TASK GOAL: Look through the lines of the material and count those containing "close". Give that count alone.

SOURCE MATERIAL:
-- Begin --

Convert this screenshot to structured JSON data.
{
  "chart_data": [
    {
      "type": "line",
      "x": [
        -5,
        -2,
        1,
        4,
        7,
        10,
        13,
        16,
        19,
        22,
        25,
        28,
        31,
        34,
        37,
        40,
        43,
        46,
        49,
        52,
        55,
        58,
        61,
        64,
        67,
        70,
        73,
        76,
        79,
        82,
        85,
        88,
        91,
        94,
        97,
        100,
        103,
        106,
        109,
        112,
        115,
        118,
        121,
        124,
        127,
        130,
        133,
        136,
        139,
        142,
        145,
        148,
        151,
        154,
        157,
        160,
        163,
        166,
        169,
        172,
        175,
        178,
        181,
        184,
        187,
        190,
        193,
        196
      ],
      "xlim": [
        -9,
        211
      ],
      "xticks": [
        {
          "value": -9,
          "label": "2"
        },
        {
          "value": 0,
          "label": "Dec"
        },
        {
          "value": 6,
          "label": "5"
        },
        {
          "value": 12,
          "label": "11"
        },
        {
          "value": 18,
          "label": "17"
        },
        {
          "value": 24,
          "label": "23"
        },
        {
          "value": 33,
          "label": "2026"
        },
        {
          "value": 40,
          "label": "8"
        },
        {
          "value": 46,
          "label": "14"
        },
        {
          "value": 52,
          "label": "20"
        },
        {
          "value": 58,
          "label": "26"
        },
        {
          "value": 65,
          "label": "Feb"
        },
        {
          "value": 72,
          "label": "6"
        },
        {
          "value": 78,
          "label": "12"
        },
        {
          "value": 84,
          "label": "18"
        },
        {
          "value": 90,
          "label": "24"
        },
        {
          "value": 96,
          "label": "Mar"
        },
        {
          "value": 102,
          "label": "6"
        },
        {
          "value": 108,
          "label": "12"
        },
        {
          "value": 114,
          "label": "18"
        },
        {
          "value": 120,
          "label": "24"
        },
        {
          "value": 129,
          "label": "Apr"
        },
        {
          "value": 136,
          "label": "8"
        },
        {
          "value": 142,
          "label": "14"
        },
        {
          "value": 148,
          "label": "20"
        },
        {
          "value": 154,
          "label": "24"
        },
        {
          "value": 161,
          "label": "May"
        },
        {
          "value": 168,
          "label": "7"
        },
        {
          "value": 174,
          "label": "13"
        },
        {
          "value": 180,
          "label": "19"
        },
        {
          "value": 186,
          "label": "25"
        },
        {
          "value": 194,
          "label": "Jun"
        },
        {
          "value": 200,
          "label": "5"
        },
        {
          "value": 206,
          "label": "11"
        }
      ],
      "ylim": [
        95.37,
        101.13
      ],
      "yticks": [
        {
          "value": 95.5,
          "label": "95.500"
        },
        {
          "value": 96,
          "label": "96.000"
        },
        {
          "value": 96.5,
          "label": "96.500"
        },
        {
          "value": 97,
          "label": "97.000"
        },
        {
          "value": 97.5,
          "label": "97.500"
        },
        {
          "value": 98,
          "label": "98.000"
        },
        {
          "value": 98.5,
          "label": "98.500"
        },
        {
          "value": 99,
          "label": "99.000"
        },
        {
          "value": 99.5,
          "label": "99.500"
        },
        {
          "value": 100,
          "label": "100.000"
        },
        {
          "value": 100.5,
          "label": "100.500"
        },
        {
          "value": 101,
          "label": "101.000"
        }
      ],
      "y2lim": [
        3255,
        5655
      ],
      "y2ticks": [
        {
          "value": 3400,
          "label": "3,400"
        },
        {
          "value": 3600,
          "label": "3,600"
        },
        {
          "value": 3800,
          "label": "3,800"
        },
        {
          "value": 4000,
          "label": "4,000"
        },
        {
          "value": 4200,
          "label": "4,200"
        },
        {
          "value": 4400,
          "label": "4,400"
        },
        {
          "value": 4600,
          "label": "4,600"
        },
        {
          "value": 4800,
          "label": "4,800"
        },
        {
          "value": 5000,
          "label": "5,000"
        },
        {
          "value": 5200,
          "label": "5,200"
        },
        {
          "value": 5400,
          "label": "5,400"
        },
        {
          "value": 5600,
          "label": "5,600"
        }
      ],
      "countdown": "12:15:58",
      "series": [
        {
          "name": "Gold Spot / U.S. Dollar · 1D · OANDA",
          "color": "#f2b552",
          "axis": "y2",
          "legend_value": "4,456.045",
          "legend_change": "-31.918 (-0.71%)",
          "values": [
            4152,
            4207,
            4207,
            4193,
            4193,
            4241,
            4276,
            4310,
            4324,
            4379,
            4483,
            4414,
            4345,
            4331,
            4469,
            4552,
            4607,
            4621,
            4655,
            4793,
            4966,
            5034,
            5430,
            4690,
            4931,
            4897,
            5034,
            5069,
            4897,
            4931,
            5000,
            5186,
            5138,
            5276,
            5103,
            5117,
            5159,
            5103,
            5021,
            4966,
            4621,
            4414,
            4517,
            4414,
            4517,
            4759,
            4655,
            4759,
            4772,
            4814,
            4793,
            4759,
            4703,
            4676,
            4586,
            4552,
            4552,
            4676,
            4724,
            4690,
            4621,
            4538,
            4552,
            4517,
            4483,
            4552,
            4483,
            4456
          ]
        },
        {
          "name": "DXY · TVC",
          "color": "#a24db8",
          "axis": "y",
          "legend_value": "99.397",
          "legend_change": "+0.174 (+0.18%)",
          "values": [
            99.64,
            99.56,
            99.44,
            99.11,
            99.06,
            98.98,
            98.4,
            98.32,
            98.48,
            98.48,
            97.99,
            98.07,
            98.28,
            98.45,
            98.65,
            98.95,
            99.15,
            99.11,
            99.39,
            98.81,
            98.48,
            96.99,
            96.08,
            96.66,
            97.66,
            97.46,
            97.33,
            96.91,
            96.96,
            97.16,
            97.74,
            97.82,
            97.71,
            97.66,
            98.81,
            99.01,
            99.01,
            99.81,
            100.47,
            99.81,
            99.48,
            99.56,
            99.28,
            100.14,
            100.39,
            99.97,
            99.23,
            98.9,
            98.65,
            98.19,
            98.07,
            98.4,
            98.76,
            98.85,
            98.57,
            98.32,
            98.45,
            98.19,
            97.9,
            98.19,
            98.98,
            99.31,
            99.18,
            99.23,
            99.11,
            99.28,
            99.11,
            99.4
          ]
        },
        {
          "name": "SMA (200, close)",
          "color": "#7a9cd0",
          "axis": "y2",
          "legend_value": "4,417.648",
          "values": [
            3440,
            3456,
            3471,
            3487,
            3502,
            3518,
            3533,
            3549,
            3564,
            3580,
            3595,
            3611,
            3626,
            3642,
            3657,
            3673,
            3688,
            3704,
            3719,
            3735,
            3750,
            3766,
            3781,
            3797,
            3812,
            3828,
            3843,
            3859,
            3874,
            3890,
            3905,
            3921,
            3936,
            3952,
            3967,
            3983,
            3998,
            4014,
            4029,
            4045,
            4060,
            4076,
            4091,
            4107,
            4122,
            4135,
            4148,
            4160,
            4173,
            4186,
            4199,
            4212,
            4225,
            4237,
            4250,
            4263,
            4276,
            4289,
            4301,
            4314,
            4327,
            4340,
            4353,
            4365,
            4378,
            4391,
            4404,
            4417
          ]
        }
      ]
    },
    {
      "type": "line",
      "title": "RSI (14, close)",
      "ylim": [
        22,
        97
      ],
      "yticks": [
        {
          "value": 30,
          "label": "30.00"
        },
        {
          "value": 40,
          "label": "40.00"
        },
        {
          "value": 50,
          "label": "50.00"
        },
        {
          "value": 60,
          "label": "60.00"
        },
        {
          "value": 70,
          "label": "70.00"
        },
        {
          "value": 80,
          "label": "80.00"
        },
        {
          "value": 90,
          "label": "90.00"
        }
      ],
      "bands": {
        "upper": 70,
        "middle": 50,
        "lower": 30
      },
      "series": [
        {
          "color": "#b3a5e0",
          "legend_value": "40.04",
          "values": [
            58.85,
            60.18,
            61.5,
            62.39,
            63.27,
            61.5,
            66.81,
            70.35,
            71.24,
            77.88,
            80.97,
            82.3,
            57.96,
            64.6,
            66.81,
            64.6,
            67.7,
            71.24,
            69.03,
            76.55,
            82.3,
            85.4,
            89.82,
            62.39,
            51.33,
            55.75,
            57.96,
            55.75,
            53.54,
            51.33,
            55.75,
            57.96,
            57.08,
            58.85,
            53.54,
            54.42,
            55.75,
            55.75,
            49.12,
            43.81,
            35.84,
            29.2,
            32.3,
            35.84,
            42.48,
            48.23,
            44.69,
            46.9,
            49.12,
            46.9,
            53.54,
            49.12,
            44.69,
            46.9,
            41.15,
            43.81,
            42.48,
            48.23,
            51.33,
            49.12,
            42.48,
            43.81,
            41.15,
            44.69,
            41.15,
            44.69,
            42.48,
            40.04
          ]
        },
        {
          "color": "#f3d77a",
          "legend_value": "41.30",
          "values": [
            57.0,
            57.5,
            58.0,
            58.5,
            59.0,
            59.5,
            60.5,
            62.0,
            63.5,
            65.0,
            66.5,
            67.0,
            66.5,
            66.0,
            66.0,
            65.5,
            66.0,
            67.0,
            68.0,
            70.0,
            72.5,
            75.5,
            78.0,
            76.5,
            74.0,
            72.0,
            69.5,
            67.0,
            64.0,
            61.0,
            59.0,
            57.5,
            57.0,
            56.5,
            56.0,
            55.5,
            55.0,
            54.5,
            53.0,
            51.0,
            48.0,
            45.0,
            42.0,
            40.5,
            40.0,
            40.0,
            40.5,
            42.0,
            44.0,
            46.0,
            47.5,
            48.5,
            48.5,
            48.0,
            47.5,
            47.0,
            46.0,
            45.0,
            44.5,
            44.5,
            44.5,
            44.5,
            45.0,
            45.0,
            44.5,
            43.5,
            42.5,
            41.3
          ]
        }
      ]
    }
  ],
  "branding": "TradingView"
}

-- End --

ANSWER FOR THIS EXERCISE: 2